__Aim of the exercise__. Filter the data for lines with the word "mini", then copy every line so identified.

★ ★ ★ ★ ★ ★ ★

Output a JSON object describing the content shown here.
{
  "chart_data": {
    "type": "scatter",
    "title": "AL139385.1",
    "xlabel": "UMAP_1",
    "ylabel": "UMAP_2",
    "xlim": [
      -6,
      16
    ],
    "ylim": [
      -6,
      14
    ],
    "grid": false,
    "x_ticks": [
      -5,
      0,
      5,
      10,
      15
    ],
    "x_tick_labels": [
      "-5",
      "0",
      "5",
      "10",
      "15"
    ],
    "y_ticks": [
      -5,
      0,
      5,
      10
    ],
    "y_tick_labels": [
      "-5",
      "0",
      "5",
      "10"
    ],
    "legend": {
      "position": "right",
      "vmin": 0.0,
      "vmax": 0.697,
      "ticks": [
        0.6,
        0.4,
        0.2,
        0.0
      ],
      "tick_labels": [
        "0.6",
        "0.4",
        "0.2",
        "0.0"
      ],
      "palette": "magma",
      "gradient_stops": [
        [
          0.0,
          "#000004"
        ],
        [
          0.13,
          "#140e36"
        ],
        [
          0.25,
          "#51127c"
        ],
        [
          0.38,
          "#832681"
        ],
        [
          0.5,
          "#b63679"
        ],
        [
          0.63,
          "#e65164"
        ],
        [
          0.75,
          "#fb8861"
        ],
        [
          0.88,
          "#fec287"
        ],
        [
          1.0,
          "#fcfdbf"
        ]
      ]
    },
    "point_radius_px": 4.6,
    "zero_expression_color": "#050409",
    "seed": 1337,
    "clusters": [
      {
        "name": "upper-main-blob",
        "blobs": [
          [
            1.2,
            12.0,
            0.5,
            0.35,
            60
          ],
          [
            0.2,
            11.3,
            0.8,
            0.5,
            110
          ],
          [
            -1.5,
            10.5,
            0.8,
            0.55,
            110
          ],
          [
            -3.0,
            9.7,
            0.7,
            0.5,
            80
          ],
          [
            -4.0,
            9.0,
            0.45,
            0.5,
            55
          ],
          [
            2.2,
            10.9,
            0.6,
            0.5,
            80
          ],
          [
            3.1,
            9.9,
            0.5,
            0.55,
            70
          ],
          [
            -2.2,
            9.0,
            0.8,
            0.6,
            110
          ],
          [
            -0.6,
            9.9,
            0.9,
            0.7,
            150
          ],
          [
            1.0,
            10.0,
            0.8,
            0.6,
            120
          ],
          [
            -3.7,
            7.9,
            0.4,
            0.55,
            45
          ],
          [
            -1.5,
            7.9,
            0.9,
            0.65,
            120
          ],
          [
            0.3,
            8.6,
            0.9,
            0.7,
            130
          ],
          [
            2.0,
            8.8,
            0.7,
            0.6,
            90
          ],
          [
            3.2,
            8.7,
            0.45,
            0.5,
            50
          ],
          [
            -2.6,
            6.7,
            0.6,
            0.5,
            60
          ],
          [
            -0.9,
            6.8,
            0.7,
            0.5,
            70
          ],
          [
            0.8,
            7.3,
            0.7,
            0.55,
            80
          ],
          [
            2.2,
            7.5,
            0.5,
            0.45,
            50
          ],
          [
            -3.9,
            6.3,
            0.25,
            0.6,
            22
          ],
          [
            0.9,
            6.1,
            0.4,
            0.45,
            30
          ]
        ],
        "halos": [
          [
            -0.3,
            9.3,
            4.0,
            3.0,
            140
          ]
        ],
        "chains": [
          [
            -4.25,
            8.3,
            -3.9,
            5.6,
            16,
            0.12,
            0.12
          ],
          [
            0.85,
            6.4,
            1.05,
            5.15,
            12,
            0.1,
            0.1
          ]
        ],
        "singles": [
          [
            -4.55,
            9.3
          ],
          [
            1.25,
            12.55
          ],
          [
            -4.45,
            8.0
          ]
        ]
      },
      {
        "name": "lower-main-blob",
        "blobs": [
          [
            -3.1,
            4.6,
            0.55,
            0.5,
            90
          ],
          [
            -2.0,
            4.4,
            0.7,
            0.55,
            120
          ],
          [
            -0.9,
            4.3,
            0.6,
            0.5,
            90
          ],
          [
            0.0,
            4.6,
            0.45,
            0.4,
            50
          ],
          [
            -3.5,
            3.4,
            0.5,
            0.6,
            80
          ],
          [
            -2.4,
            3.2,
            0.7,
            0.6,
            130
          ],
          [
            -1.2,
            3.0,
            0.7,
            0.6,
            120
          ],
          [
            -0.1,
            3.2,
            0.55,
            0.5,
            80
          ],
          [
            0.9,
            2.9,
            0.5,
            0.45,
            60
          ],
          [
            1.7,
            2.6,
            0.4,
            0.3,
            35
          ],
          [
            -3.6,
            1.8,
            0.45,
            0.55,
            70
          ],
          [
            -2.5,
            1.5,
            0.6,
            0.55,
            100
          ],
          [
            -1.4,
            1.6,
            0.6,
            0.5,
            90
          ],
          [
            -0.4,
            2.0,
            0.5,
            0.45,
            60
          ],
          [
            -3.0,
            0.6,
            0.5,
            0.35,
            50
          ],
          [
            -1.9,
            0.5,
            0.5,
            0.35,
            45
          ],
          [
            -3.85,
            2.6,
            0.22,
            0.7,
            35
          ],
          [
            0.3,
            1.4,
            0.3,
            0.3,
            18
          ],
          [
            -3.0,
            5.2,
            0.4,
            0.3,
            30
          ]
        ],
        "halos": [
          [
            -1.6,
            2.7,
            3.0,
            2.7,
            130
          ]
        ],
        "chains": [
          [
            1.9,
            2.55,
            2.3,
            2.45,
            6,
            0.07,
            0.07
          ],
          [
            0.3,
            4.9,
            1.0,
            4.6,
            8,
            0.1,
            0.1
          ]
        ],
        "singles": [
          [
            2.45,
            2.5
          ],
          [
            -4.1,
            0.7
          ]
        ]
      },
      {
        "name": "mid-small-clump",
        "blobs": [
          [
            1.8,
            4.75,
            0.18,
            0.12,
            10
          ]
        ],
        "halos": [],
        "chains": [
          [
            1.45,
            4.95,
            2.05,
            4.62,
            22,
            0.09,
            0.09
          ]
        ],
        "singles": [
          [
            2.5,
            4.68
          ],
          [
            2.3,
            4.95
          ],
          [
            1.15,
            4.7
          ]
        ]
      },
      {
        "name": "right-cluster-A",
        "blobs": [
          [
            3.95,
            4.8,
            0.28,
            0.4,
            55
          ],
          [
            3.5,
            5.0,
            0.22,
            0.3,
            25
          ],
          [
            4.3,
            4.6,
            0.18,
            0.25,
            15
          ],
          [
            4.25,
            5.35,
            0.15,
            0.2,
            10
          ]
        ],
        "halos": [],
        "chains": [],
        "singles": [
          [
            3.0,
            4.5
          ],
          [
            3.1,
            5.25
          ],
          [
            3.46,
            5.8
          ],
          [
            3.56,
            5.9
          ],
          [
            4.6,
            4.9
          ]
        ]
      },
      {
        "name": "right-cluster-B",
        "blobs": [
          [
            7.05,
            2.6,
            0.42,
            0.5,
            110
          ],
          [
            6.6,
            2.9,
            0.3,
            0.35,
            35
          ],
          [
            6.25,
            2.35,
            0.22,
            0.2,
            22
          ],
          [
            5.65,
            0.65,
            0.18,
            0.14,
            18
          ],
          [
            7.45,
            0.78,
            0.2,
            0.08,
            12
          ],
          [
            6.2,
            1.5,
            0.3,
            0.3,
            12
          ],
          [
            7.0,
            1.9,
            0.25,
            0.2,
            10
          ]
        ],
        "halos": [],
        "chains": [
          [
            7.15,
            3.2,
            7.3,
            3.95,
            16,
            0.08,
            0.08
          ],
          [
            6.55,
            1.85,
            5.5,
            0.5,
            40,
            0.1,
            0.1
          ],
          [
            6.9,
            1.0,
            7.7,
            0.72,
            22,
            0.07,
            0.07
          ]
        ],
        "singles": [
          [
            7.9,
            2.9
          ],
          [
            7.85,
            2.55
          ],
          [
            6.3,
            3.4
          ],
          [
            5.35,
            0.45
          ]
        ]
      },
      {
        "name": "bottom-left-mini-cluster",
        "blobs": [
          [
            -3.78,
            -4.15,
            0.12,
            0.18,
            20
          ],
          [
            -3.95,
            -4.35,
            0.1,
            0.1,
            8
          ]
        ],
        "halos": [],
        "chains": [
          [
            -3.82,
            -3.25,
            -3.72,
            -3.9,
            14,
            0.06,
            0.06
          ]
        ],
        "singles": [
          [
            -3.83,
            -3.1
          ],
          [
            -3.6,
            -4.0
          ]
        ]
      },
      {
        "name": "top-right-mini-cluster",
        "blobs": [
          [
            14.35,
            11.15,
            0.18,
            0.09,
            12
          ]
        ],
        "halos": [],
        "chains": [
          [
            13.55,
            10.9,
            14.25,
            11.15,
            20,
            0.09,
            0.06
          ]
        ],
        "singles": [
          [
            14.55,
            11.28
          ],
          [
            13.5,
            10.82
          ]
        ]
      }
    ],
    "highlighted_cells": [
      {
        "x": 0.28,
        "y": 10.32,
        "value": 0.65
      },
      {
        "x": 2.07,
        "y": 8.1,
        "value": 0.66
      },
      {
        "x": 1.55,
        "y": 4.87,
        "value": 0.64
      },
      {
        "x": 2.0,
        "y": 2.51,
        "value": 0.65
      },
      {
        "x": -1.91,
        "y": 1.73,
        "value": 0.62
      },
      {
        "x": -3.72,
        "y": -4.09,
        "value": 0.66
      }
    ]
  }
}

★ ★ ★ ★ ★ ★ ★

__Expected answer__.
        "name": "bottom-left-mini-cluster",
        "name": "top-right-mini-cluster",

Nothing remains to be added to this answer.